### REQUIREMENT
Show all lines holding "자동차협회에".

Data listing
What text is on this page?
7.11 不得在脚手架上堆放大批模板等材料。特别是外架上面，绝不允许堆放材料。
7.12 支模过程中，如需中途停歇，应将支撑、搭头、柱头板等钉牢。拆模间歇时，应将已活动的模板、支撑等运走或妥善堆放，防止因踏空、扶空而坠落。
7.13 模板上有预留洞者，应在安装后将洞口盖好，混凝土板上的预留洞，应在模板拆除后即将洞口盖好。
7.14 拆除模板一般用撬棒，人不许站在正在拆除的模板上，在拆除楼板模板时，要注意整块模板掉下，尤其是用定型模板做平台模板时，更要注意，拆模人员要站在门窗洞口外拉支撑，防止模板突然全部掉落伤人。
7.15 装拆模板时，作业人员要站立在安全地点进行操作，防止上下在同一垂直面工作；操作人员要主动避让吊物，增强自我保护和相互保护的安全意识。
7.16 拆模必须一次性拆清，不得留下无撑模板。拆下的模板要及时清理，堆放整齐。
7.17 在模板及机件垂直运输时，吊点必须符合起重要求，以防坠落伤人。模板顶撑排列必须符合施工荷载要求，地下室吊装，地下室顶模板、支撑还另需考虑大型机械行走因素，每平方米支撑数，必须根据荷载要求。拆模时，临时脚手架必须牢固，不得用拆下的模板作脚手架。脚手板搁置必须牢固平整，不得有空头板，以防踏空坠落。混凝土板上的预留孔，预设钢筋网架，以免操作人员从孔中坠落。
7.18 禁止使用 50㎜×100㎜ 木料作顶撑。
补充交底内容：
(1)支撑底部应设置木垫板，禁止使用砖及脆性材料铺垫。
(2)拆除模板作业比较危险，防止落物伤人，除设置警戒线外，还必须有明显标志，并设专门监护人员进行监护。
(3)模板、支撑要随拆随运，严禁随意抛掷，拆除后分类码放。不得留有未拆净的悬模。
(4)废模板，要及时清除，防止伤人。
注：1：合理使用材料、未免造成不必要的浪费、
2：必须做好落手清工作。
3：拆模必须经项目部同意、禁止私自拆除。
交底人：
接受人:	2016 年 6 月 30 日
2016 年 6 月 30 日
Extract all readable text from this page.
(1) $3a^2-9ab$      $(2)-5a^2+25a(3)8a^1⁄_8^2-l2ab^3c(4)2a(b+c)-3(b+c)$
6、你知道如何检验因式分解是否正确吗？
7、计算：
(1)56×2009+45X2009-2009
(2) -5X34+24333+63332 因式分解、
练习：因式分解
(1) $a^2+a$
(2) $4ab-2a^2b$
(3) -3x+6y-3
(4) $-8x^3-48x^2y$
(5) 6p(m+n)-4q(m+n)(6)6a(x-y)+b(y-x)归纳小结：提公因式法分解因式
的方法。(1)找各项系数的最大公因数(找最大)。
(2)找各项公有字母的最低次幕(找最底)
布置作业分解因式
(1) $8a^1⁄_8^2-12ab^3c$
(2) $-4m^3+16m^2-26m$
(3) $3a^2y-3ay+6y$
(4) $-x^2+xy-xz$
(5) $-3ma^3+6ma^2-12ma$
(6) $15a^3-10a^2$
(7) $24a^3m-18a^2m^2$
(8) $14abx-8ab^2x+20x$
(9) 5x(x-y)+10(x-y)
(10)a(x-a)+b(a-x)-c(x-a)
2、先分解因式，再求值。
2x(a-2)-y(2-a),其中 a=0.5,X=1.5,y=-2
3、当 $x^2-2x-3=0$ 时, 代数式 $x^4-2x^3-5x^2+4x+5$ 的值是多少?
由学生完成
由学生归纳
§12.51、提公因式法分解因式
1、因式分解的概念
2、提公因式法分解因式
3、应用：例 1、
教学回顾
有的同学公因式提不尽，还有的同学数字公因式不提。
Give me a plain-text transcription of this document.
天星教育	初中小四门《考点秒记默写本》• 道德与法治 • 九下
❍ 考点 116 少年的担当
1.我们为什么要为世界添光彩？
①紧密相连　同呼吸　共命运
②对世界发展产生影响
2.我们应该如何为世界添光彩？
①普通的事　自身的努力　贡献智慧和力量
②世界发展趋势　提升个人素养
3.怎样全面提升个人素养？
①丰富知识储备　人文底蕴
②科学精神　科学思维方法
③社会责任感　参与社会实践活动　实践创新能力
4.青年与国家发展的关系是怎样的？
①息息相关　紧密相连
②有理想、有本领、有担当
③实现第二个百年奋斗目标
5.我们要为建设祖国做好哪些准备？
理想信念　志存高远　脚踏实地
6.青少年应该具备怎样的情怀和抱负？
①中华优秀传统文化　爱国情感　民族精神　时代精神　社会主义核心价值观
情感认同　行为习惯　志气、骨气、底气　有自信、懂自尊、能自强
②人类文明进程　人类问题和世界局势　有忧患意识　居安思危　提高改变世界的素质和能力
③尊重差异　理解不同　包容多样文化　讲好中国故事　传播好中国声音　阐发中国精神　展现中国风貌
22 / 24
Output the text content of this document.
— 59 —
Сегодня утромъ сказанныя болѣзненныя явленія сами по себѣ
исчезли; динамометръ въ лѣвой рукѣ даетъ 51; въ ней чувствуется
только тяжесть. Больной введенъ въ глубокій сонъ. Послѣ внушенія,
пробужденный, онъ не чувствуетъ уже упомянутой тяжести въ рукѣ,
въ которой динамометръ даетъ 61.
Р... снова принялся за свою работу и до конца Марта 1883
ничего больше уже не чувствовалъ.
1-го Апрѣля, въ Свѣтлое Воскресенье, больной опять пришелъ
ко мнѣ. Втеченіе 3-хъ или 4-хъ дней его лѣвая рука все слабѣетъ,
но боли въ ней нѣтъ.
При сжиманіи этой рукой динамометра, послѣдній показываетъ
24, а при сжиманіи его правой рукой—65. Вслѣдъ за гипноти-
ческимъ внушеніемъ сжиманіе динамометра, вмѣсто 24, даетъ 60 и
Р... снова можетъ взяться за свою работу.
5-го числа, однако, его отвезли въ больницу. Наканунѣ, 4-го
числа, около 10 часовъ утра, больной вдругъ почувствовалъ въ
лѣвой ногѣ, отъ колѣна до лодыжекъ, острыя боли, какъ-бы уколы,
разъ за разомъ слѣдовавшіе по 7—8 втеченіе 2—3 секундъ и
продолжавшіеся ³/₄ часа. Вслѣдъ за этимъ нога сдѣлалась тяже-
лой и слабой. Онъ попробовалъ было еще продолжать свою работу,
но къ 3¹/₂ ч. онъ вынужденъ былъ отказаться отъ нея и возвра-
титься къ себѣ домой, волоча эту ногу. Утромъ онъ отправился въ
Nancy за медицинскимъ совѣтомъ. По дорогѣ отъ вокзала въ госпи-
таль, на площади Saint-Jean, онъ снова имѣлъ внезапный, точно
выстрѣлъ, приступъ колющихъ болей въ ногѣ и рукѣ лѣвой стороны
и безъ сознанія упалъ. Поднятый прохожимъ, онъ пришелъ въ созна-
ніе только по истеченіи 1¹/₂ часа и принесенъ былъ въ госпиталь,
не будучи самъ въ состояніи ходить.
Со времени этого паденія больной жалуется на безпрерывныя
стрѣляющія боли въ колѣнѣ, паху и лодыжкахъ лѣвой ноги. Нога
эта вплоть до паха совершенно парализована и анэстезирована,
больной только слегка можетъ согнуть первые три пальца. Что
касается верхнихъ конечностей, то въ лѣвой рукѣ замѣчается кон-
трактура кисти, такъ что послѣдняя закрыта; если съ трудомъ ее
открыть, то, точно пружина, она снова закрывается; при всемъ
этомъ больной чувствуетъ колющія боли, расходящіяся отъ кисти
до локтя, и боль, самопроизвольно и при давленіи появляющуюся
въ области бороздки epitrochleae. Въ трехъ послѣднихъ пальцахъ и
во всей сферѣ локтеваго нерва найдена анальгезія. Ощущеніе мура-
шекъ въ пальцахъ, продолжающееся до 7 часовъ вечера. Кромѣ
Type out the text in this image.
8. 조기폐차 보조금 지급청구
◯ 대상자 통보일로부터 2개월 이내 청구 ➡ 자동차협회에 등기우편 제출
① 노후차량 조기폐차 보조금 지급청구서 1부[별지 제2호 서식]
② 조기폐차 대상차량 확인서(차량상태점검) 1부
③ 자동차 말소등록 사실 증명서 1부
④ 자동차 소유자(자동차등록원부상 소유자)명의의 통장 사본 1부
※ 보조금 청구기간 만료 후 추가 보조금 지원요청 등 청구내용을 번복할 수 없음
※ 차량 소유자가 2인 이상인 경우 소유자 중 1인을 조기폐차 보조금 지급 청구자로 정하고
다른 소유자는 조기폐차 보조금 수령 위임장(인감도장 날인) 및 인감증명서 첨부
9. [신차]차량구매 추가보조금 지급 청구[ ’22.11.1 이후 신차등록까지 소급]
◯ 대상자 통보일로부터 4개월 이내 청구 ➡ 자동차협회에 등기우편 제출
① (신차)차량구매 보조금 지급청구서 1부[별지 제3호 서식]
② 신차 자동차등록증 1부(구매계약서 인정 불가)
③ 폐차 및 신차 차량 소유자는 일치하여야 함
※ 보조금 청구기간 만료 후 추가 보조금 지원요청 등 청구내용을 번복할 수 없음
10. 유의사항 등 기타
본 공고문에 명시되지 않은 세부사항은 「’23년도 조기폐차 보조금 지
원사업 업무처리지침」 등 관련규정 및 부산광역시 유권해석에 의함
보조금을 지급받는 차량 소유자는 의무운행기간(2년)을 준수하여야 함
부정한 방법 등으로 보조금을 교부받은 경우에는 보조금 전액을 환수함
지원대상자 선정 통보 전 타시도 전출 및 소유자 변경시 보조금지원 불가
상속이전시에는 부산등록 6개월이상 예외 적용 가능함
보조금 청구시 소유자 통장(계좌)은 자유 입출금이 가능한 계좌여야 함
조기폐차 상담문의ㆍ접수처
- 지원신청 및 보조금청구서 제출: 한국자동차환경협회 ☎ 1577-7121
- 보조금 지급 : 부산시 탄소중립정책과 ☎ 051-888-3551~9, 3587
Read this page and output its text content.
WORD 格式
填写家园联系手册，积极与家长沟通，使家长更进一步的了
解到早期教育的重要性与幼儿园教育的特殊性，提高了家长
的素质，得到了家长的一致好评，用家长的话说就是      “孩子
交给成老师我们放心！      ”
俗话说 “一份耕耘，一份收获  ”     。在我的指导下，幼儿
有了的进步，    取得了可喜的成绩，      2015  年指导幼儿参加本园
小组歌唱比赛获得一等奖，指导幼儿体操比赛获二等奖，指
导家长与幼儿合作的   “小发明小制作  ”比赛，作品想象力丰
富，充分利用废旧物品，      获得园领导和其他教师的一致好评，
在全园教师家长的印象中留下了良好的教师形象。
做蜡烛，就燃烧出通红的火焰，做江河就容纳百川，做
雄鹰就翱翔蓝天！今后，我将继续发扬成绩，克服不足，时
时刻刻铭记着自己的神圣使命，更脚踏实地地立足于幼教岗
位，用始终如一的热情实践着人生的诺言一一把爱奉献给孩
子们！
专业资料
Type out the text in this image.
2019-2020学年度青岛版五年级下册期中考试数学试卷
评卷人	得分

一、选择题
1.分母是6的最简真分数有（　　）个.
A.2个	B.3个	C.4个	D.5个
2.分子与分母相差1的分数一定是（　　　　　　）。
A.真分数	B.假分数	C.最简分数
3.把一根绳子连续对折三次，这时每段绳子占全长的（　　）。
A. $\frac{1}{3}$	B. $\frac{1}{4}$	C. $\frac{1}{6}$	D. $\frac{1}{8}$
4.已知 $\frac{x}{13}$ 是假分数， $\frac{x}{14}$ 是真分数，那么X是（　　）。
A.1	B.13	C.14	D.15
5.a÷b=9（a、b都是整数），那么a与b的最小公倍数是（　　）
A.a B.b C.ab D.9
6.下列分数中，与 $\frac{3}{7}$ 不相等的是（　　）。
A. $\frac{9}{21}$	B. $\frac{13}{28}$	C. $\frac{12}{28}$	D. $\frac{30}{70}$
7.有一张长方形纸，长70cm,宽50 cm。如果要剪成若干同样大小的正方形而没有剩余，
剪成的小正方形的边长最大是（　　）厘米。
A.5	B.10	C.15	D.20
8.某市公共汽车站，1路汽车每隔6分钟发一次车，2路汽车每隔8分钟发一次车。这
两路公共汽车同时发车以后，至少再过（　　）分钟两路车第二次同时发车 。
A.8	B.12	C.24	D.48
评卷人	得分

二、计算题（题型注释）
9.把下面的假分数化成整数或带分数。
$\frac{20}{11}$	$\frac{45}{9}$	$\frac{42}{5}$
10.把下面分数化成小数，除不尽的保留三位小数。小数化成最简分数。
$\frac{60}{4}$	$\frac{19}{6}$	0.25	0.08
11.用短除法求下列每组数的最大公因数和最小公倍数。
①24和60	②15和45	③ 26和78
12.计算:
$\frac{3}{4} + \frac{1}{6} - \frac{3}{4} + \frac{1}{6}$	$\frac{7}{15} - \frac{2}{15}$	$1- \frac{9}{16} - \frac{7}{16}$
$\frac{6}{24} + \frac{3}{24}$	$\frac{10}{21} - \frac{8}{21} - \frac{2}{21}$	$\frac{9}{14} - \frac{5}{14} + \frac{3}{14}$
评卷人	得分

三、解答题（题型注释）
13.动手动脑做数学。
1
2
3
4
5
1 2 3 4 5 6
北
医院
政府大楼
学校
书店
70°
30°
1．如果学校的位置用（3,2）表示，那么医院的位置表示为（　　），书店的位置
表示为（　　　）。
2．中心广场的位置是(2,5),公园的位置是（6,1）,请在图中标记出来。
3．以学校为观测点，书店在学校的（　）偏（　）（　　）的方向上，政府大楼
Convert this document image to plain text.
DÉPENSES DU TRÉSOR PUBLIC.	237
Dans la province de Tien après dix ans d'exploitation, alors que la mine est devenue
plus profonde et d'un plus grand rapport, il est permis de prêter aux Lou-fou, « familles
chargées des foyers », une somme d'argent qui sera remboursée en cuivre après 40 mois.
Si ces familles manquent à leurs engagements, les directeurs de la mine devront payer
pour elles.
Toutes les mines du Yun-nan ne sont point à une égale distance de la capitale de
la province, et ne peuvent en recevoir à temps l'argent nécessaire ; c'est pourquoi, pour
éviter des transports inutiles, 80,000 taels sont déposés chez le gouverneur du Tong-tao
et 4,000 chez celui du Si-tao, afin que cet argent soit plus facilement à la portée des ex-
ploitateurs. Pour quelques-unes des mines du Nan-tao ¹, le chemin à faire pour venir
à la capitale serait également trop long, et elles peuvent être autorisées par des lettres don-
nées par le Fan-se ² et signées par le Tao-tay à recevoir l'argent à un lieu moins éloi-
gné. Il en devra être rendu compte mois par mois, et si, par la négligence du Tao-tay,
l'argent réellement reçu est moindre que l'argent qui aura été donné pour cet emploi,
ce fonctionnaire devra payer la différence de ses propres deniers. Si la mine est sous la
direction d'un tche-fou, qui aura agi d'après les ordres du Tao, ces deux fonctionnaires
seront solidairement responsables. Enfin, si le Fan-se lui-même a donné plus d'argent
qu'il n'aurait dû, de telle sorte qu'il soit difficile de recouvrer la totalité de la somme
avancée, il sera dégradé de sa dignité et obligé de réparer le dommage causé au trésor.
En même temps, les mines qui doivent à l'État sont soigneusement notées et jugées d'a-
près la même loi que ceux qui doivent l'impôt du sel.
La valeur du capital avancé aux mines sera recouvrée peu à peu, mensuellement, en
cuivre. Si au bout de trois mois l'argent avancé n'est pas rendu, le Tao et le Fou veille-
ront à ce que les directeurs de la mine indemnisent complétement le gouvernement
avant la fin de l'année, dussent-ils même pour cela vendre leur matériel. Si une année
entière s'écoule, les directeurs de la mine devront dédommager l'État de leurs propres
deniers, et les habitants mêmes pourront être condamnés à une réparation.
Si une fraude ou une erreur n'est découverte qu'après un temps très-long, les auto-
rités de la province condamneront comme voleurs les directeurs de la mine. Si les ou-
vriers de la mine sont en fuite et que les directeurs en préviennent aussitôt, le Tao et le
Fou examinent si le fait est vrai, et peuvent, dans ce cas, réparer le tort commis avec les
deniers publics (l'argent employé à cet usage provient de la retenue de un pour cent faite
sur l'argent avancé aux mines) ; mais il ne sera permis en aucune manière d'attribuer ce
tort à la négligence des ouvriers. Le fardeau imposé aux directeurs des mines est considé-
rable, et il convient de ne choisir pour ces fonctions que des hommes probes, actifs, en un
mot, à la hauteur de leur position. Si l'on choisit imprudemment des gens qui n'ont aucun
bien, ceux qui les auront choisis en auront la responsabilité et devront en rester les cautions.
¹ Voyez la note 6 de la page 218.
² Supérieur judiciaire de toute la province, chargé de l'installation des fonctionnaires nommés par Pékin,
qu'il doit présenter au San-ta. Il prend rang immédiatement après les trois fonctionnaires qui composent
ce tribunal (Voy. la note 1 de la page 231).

### SOLVED EXERCISE
◯ 대상자 통보일로부터 2개월 이내 청구 ➡ 자동차협회에 등기우편 제출
◯ 대상자 통보일로부터 4개월 이내 청구 ➡ 자동차협회에 등기우편 제출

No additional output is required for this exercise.